## Begin

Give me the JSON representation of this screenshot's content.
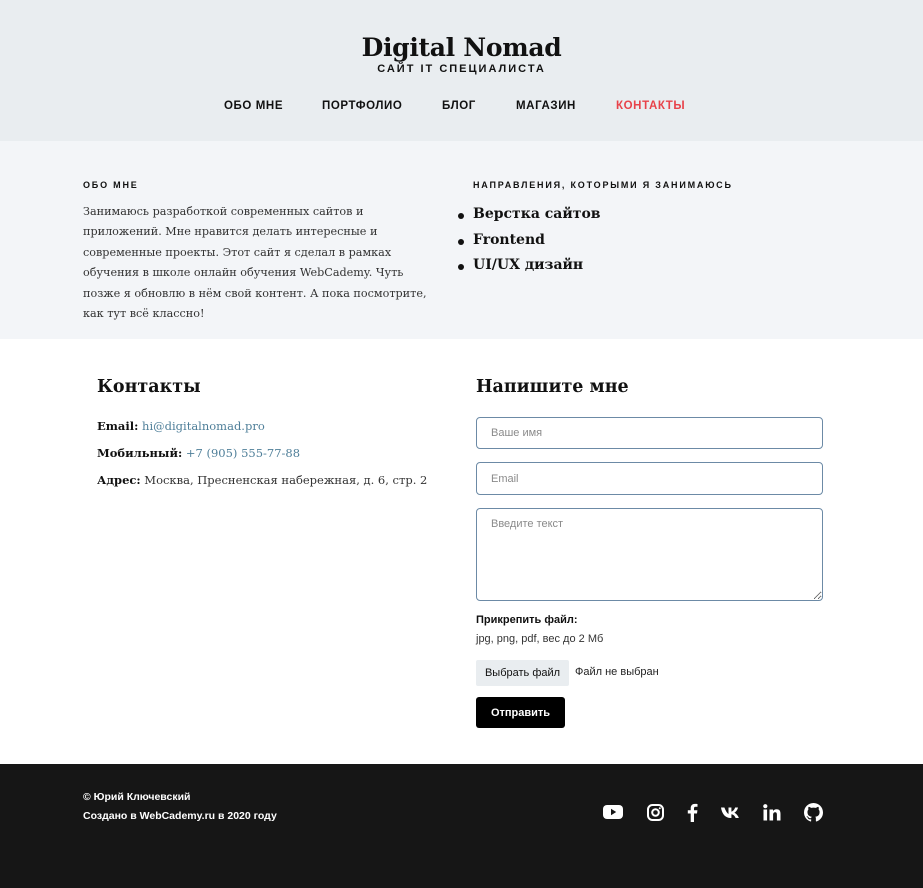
{
  "header": {
    "logo": "Digital Nomad",
    "tagline": "САЙТ IT СПЕЦИАЛИСТА",
    "nav": [
      {
        "label": "ОБО МНЕ"
      },
      {
        "label": "ПОРТФОЛИО"
      },
      {
        "label": "БЛОГ"
      },
      {
        "label": "МАГАЗИН"
      },
      {
        "label": "КОНТАКТЫ",
        "active": true
      }
    ],
    "active_color": "#e8424a"
  },
  "about": {
    "heading": "ОБО МНЕ",
    "text": "Занимаюсь разработкой современных сайтов и приложений. Мне нравится делать интересные и современные проекты. Этот сайт я сделал в рамках обучения в школе онлайн обучения WebCademy. Чуть позже я обновлю в нём свой контент. А пока посмотрите, как тут всё классно!",
    "directions_heading": "НАПРАВЛЕНИЯ, КОТОРЫМИ Я ЗАНИМАЮСЬ",
    "directions": [
      "Верстка сайтов",
      "Frontend",
      "UI/UX дизайн"
    ]
  },
  "contacts": {
    "title": "Контакты",
    "email_label": "Email:",
    "email_value": "hi@digitalnomad.pro",
    "phone_label": "Мобильный:",
    "phone_value": "+7 (905) 555-77-88",
    "address_label": "Адрес:",
    "address_value": "Москва, Пресненская набережная, д. 6, стр. 2",
    "link_color": "#4f7f99"
  },
  "form": {
    "title": "Напишите мне",
    "name_placeholder": "Ваше имя",
    "email_placeholder": "Email",
    "message_placeholder": "Введите текст",
    "attach_label": "Прикрепить файл:",
    "attach_hint": "jpg, png, pdf, вес до 2 Мб",
    "file_button": "Выбрать файл",
    "file_status": "Файл не выбран",
    "submit": "Отправить"
  },
  "footer": {
    "copyright": "© Юрий Ключевский",
    "created": "Создано в WebCademy.ru в 2020 году",
    "social_icons": [
      "youtube-icon",
      "instagram-icon",
      "facebook-icon",
      "vk-icon",
      "linkedin-icon",
      "github-icon"
    ]
  }
}
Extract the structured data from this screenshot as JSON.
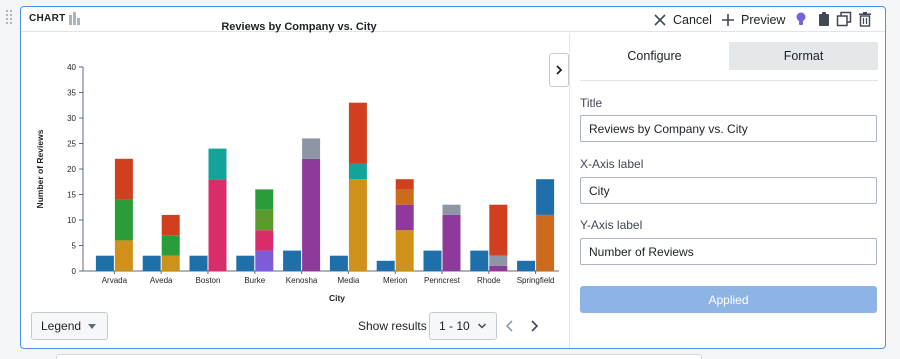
{
  "header": {
    "title": "CHART",
    "cancel_label": "Cancel",
    "preview_label": "Preview"
  },
  "sidebar": {
    "tabs": [
      {
        "label": "Configure",
        "active": true
      },
      {
        "label": "Format",
        "active": false
      }
    ],
    "title_label": "Title",
    "title_value": "Reviews by Company vs. City",
    "xaxis_label": "X-Axis label",
    "xaxis_value": "City",
    "yaxis_label": "Y-Axis label",
    "yaxis_value": "Number of Reviews",
    "applied_label": "Applied"
  },
  "footer": {
    "legend_label": "Legend",
    "show_results_label": "Show results",
    "page_range": "1 - 10"
  },
  "icons": [
    "drag-handle-icon",
    "chart-icon",
    "cross-icon",
    "plus-icon",
    "lightbulb-icon",
    "clipboard-icon",
    "duplicate-icon",
    "trash-icon",
    "chevron-right-icon",
    "caret-down-icon",
    "chevron-down-icon",
    "chevron-left-icon"
  ],
  "colors": {
    "accent": "#4c90f0",
    "applied": "#8eb3e5",
    "seg_blue": "#1f6fab",
    "seg_orange": "#d0911a",
    "seg_green": "#2a9d3a",
    "seg_red": "#d1401e",
    "seg_teal": "#14a398",
    "seg_pink": "#d92d6b",
    "seg_olive": "#5c9a2b",
    "seg_purple": "#7e5bd9",
    "seg_magenta": "#8e3a9b",
    "seg_gray": "#8c96a4",
    "seg_brown": "#cc6a1e"
  },
  "chart_data": {
    "type": "bar",
    "stacked": true,
    "title": "Reviews by Company vs. City",
    "xlabel": "City",
    "ylabel": "Number of Reviews",
    "ylim": [
      0,
      40
    ],
    "yticks": [
      0,
      5,
      10,
      15,
      20,
      25,
      30,
      35,
      40
    ],
    "grid": false,
    "categories": [
      "Arvada",
      "Aveda",
      "Boston",
      "Burke",
      "Kenosha",
      "Media",
      "Merion",
      "Penncrest",
      "Rhode",
      "Springfield"
    ],
    "groups": [
      {
        "category": "Arvada",
        "bars": [
          [
            {
              "v": 3,
              "c": "seg_blue"
            }
          ],
          [
            {
              "v": 6,
              "c": "seg_orange"
            },
            {
              "v": 8,
              "c": "seg_green"
            },
            {
              "v": 8,
              "c": "seg_red"
            }
          ]
        ]
      },
      {
        "category": "Aveda",
        "bars": [
          [
            {
              "v": 3,
              "c": "seg_blue"
            }
          ],
          [
            {
              "v": 3,
              "c": "seg_orange"
            },
            {
              "v": 4,
              "c": "seg_green"
            },
            {
              "v": 4,
              "c": "seg_red"
            }
          ]
        ]
      },
      {
        "category": "Boston",
        "bars": [
          [
            {
              "v": 3,
              "c": "seg_blue"
            }
          ],
          [
            {
              "v": 18,
              "c": "seg_pink"
            },
            {
              "v": 6,
              "c": "seg_teal"
            }
          ]
        ]
      },
      {
        "category": "Burke",
        "bars": [
          [
            {
              "v": 3,
              "c": "seg_blue"
            }
          ],
          [
            {
              "v": 4,
              "c": "seg_purple"
            },
            {
              "v": 4,
              "c": "seg_pink"
            },
            {
              "v": 4,
              "c": "seg_olive"
            },
            {
              "v": 4,
              "c": "seg_green"
            }
          ]
        ]
      },
      {
        "category": "Kenosha",
        "bars": [
          [
            {
              "v": 4,
              "c": "seg_blue"
            }
          ],
          [
            {
              "v": 22,
              "c": "seg_magenta"
            },
            {
              "v": 4,
              "c": "seg_gray"
            }
          ]
        ]
      },
      {
        "category": "Media",
        "bars": [
          [
            {
              "v": 3,
              "c": "seg_blue"
            }
          ],
          [
            {
              "v": 18,
              "c": "seg_orange"
            },
            {
              "v": 3,
              "c": "seg_teal"
            },
            {
              "v": 12,
              "c": "seg_red"
            }
          ]
        ]
      },
      {
        "category": "Merion",
        "bars": [
          [
            {
              "v": 2,
              "c": "seg_blue"
            }
          ],
          [
            {
              "v": 8,
              "c": "seg_orange"
            },
            {
              "v": 5,
              "c": "seg_magenta"
            },
            {
              "v": 3,
              "c": "seg_brown"
            },
            {
              "v": 2,
              "c": "seg_red"
            }
          ]
        ]
      },
      {
        "category": "Penncrest",
        "bars": [
          [
            {
              "v": 4,
              "c": "seg_blue"
            }
          ],
          [
            {
              "v": 11,
              "c": "seg_magenta"
            },
            {
              "v": 2,
              "c": "seg_gray"
            }
          ]
        ]
      },
      {
        "category": "Rhode",
        "bars": [
          [
            {
              "v": 4,
              "c": "seg_blue"
            }
          ],
          [
            {
              "v": 1,
              "c": "seg_magenta"
            },
            {
              "v": 2,
              "c": "seg_gray"
            },
            {
              "v": 10,
              "c": "seg_red"
            }
          ]
        ]
      },
      {
        "category": "Springfield",
        "bars": [
          [
            {
              "v": 2,
              "c": "seg_blue"
            }
          ],
          [
            {
              "v": 11,
              "c": "seg_brown"
            },
            {
              "v": 7,
              "c": "seg_blue"
            }
          ]
        ]
      }
    ]
  }
}
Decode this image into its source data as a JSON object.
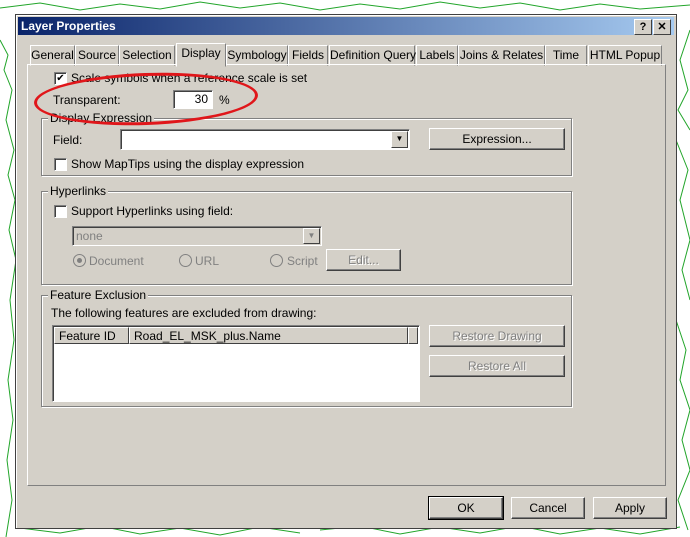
{
  "window": {
    "title": "Layer Properties",
    "help_btn": "?",
    "close_btn": "✕"
  },
  "tabs": [
    "General",
    "Source",
    "Selection",
    "Display",
    "Symbology",
    "Fields",
    "Definition Query",
    "Labels",
    "Joins & Relates",
    "Time",
    "HTML Popup"
  ],
  "active_tab": "Display",
  "display": {
    "scale_symbols_label": "Scale symbols when a reference scale is set",
    "scale_symbols_checked": true,
    "transparent_label": "Transparent:",
    "transparent_value": "30",
    "transparent_unit": "%"
  },
  "display_expression": {
    "group_title": "Display Expression",
    "field_label": "Field:",
    "field_value": "",
    "expression_button": "Expression...",
    "maptips_label": "Show MapTips using the display expression",
    "maptips_checked": false
  },
  "hyperlinks": {
    "group_title": "Hyperlinks",
    "support_label": "Support Hyperlinks using field:",
    "support_checked": false,
    "field_value": "none",
    "radio_document": "Document",
    "radio_url": "URL",
    "radio_script": "Script",
    "edit_button": "Edit..."
  },
  "feature_exclusion": {
    "group_title": "Feature Exclusion",
    "description": "The following features are excluded from drawing:",
    "columns": [
      "Feature ID",
      "Road_EL_MSK_plus.Name"
    ],
    "restore_drawing_button": "Restore Drawing",
    "restore_all_button": "Restore All"
  },
  "footer": {
    "ok": "OK",
    "cancel": "Cancel",
    "apply": "Apply"
  },
  "colors": {
    "annotation": "#e0161a",
    "title_bar": "#0a246a",
    "dialog_bg": "#d4d0c8",
    "map_lines": "#22a52a"
  }
}
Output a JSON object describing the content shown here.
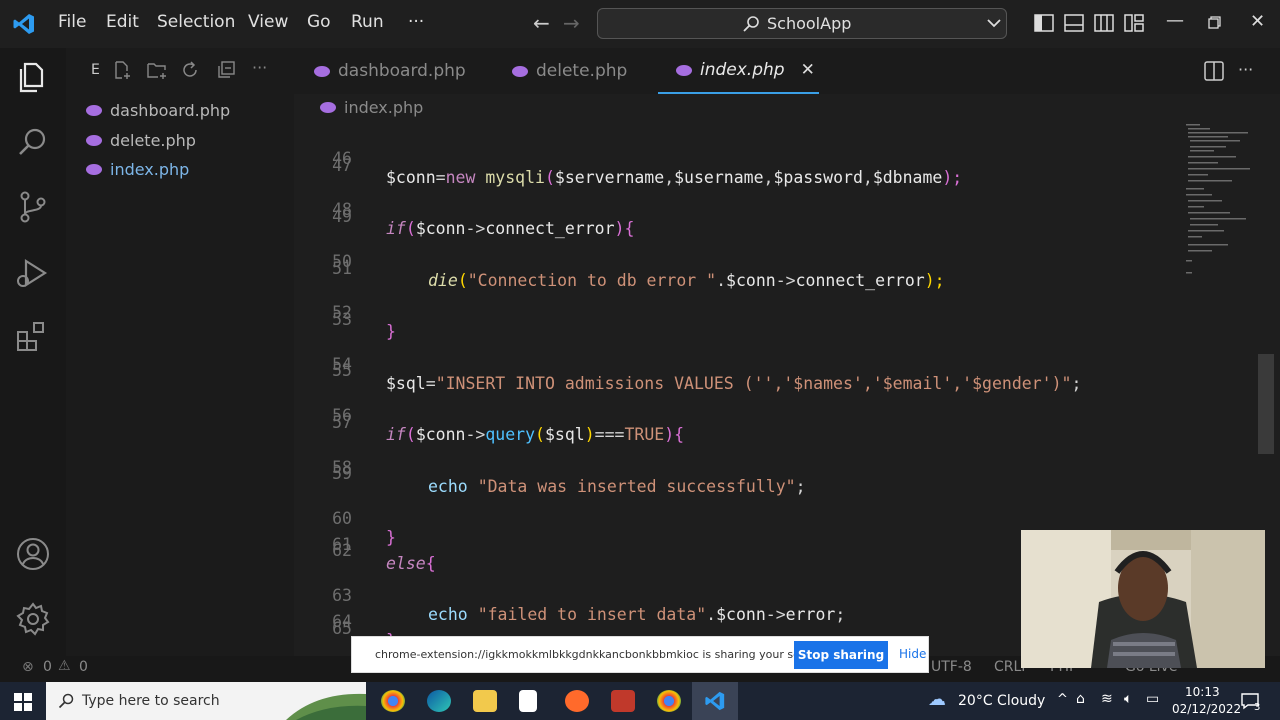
{
  "titlebar": {
    "menu": [
      "File",
      "Edit",
      "Selection",
      "View",
      "Go",
      "Run",
      "···"
    ],
    "search_text": "SchoolApp"
  },
  "explorer": {
    "header": "E",
    "files": [
      "dashboard.php",
      "delete.php",
      "index.php"
    ]
  },
  "tabs": [
    {
      "label": "dashboard.php"
    },
    {
      "label": "delete.php"
    },
    {
      "label": "index.php"
    }
  ],
  "breadcrumb": "index.php",
  "code_lines": [
    {
      "n": "46"
    },
    {
      "n": "47"
    },
    {
      "n": "48"
    },
    {
      "n": "49"
    },
    {
      "n": "50"
    },
    {
      "n": "51"
    },
    {
      "n": "52"
    },
    {
      "n": "53"
    },
    {
      "n": "54"
    },
    {
      "n": "55"
    },
    {
      "n": "56"
    },
    {
      "n": "57"
    },
    {
      "n": "58"
    },
    {
      "n": "59"
    },
    {
      "n": "60"
    },
    {
      "n": "61"
    },
    {
      "n": "62"
    },
    {
      "n": "63"
    },
    {
      "n": "64"
    },
    {
      "n": "65"
    }
  ],
  "code": {
    "l46": [
      "$conn",
      "=",
      "new",
      " ",
      "mysqli",
      "(",
      "$servername",
      ",",
      "$username",
      ",",
      "$password",
      ",",
      "$dbname",
      ");"
    ],
    "l48": [
      "if",
      "(",
      "$conn",
      "->",
      "connect_error",
      ")",
      "{"
    ],
    "l50": [
      "die",
      "(",
      "\"Connection to db error \"",
      ".",
      "$conn",
      "->",
      "connect_error",
      ");"
    ],
    "l52": [
      "}"
    ],
    "l54": [
      "$sql",
      "=",
      "\"INSERT INTO admissions VALUES ('','$names','$email','$gender')\"",
      ";"
    ],
    "l56": [
      "if",
      "(",
      "$conn",
      "->",
      "query",
      "(",
      "$sql",
      ")",
      "===",
      "TRUE",
      ")",
      "{"
    ],
    "l58": [
      "echo",
      " ",
      "\"Data was inserted successfully\"",
      ";"
    ],
    "l60": [
      "}"
    ],
    "l61": [
      "else",
      "{"
    ],
    "l63": [
      "echo",
      " ",
      "\"failed to insert data\"",
      ".",
      "$conn",
      "->",
      "error",
      ";"
    ],
    "l64": [
      "}"
    ]
  },
  "statusbar": {
    "errors": "0",
    "warnings": "0",
    "encoding": "UTF-8",
    "eol": "CRLF",
    "language": "PHP",
    "golive": "Go Live"
  },
  "share_bar": {
    "message": "chrome-extension://igkkmokkmlbkkgdnkkancbonkbbmkioc is sharing your screen.",
    "stop_label": "Stop sharing",
    "hide_label": "Hide"
  },
  "taskbar": {
    "search_placeholder": "Type here to search",
    "weather": "20°C  Cloudy",
    "time": "10:13",
    "date": "02/12/2022",
    "notif_count": "3"
  },
  "colors": {
    "accent": "#3a9fe6",
    "php_icon": "#a66ee0",
    "stop_button": "#1a73e8"
  }
}
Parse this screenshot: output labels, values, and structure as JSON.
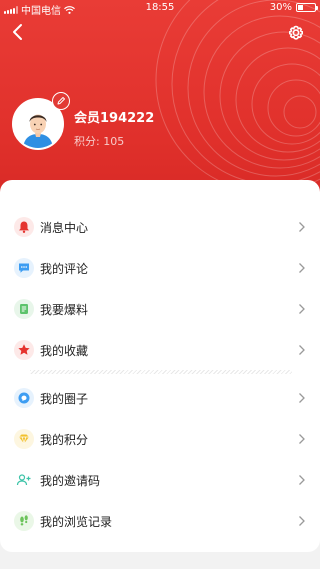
{
  "status_bar": {
    "carrier": "中国电信",
    "time": "18:55",
    "battery": "30%",
    "battery_level": 0.3
  },
  "profile": {
    "name": "会员194222",
    "points": "积分: 105"
  },
  "menu": {
    "group1": [
      {
        "label": "消息中心",
        "icon": "bell-icon",
        "color": "#e5332e"
      },
      {
        "label": "我的评论",
        "icon": "comment-icon",
        "color": "#3d9df2"
      },
      {
        "label": "我要爆料",
        "icon": "note-icon",
        "color": "#5cc36b"
      },
      {
        "label": "我的收藏",
        "icon": "star-icon",
        "color": "#e5332e"
      }
    ],
    "group2": [
      {
        "label": "我的圈子",
        "icon": "circle-chat-icon",
        "color": "#3d9df2"
      },
      {
        "label": "我的积分",
        "icon": "diamond-icon",
        "color": "#f2c12e"
      },
      {
        "label": "我的邀请码",
        "icon": "add-user-icon",
        "color": "#3cc3a8"
      },
      {
        "label": "我的浏览记录",
        "icon": "footprint-icon",
        "color": "#6cc35b"
      }
    ]
  },
  "colors": {
    "accent": "#e23a35",
    "text": "#222222",
    "chevron": "#9a9a9a"
  }
}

## End

__AIM OF THE EXERCISE__
Only the lines from the line containing "Parse this screenshot: output" through the end of the data are to be reproduced, exactly and with both ends included; pictures are omitted.

__RESPONSE__
Parse this screenshot: output labels, values, and structure as JSON.
{
  "status_bar": {
    "carrier": "中国电信",
    "time": "18:55",
    "battery": "30%",
    "battery_level": 0.3
  },
  "profile": {
    "name": "会员194222",
    "points": "积分: 105"
  },
  "menu": {
    "group1": [
      {
        "label": "消息中心",
        "icon": "bell-icon",
        "color": "#e5332e"
      },
      {
        "label": "我的评论",
        "icon": "comment-icon",
        "color": "#3d9df2"
      },
      {
        "label": "我要爆料",
        "icon": "note-icon",
        "color": "#5cc36b"
      },
      {
        "label": "我的收藏",
        "icon": "star-icon",
        "color": "#e5332e"
      }
    ],
    "group2": [
      {
        "label": "我的圈子",
        "icon": "circle-chat-icon",
        "color": "#3d9df2"
      },
      {
        "label": "我的积分",
        "icon": "diamond-icon",
        "color": "#f2c12e"
      },
      {
        "label": "我的邀请码",
        "icon": "add-user-icon",
        "color": "#3cc3a8"
      },
      {
        "label": "我的浏览记录",
        "icon": "footprint-icon",
        "color": "#6cc35b"
      }
    ]
  },
  "colors": {
    "accent": "#e23a35",
    "text": "#222222",
    "chevron": "#9a9a9a"
  }
}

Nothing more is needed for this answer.